[Extracted data entries]
◇ ◇ ◇ ◇ ◇

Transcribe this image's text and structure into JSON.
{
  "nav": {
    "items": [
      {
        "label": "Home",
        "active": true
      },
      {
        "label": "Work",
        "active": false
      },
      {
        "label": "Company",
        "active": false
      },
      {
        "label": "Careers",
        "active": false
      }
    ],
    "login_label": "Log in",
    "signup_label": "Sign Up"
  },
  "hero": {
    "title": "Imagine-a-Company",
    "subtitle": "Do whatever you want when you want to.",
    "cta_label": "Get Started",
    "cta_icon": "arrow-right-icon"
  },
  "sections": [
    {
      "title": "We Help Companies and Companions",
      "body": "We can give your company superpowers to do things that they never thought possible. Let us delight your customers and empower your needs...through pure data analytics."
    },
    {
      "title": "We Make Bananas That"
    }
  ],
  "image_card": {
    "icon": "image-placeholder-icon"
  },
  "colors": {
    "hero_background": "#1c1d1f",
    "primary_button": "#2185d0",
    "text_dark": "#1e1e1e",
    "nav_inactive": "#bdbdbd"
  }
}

◇ ◇ ◇ ◇ ◇

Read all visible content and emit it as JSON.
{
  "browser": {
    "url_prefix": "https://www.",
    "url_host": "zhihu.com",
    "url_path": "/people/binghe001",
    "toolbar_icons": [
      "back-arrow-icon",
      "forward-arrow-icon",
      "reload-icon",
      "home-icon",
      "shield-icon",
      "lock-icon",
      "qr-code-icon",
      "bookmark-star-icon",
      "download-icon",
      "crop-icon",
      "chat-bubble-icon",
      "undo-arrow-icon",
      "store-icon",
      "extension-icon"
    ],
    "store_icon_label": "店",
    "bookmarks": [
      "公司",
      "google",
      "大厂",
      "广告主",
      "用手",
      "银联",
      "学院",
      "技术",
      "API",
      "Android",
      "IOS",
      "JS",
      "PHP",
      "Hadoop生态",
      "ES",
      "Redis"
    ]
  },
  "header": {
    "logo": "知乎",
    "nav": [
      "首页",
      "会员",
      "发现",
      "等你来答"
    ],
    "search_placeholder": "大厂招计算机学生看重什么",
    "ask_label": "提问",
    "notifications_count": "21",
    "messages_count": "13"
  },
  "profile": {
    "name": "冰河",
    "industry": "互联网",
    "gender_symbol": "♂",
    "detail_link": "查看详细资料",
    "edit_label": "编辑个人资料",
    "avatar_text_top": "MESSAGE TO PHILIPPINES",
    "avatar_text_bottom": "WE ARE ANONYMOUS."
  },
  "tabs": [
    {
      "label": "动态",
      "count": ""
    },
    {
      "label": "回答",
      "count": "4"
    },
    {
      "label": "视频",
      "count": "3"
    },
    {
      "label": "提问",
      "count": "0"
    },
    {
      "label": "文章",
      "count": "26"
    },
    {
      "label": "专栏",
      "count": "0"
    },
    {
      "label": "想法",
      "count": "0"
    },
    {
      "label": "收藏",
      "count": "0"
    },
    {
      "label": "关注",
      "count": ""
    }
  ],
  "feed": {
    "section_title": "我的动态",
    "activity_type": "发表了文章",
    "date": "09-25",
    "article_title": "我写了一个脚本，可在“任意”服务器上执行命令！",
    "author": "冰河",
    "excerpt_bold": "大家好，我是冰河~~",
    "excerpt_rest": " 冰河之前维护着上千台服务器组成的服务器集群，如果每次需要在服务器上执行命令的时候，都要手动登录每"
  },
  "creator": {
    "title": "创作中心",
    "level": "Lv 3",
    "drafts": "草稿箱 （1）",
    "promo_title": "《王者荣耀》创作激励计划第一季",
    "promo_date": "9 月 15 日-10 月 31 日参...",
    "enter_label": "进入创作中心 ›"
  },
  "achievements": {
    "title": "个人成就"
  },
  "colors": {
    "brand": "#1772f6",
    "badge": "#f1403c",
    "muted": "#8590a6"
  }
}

◇ ◇ ◇ ◇ ◇

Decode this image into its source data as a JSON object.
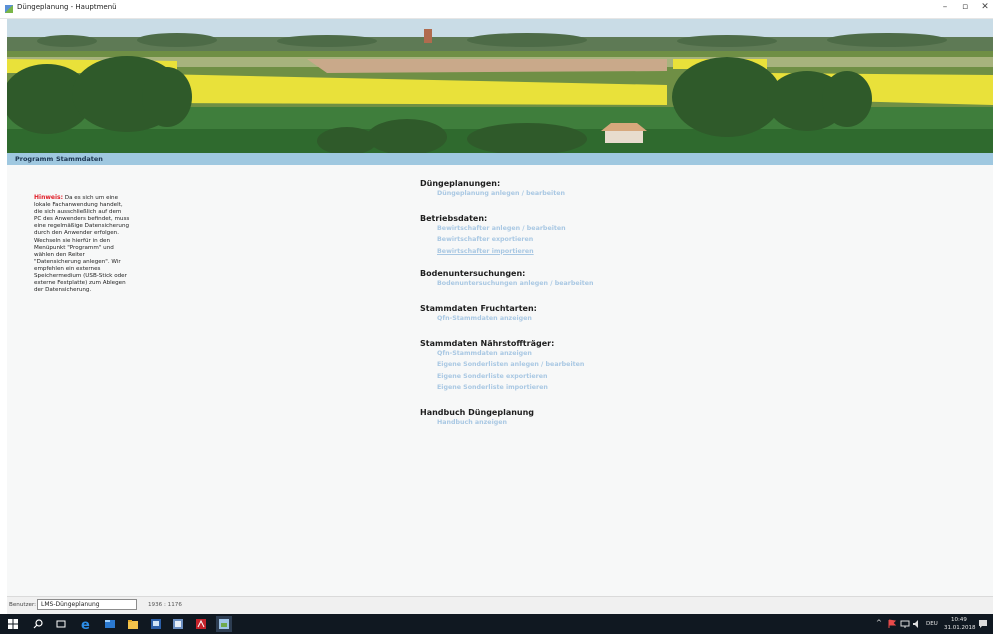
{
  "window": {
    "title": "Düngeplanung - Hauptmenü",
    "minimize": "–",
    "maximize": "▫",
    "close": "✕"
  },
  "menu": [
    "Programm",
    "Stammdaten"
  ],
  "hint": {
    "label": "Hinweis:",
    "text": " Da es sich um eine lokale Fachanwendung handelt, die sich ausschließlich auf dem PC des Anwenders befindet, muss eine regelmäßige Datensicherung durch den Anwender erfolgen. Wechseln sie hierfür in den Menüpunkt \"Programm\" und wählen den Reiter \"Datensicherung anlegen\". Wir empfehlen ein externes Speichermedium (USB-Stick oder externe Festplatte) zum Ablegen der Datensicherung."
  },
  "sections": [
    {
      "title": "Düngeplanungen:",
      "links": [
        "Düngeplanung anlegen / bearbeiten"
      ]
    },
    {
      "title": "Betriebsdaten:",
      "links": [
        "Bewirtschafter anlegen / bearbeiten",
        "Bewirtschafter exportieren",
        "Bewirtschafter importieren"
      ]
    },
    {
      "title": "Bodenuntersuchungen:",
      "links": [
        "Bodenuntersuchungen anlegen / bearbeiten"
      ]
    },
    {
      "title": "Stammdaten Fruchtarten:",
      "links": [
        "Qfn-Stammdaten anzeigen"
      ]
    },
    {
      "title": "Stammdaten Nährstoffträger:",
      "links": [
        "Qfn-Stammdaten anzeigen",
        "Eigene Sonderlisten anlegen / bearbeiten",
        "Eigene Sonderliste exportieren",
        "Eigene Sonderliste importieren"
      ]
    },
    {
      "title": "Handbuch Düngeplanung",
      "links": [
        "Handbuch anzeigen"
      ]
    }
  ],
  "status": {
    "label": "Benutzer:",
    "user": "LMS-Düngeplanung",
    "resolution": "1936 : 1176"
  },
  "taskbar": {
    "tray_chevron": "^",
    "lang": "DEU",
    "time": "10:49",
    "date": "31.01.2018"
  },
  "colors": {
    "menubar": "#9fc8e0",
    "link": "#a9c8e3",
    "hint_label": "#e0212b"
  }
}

◇ ◇ ◇ ◇ ◇

GIVEN TASK: The answer must consist solely of the number of lines in the entries that contain the word "Bodenuntersuchungen".

ANSWER FOR THE TASK: 2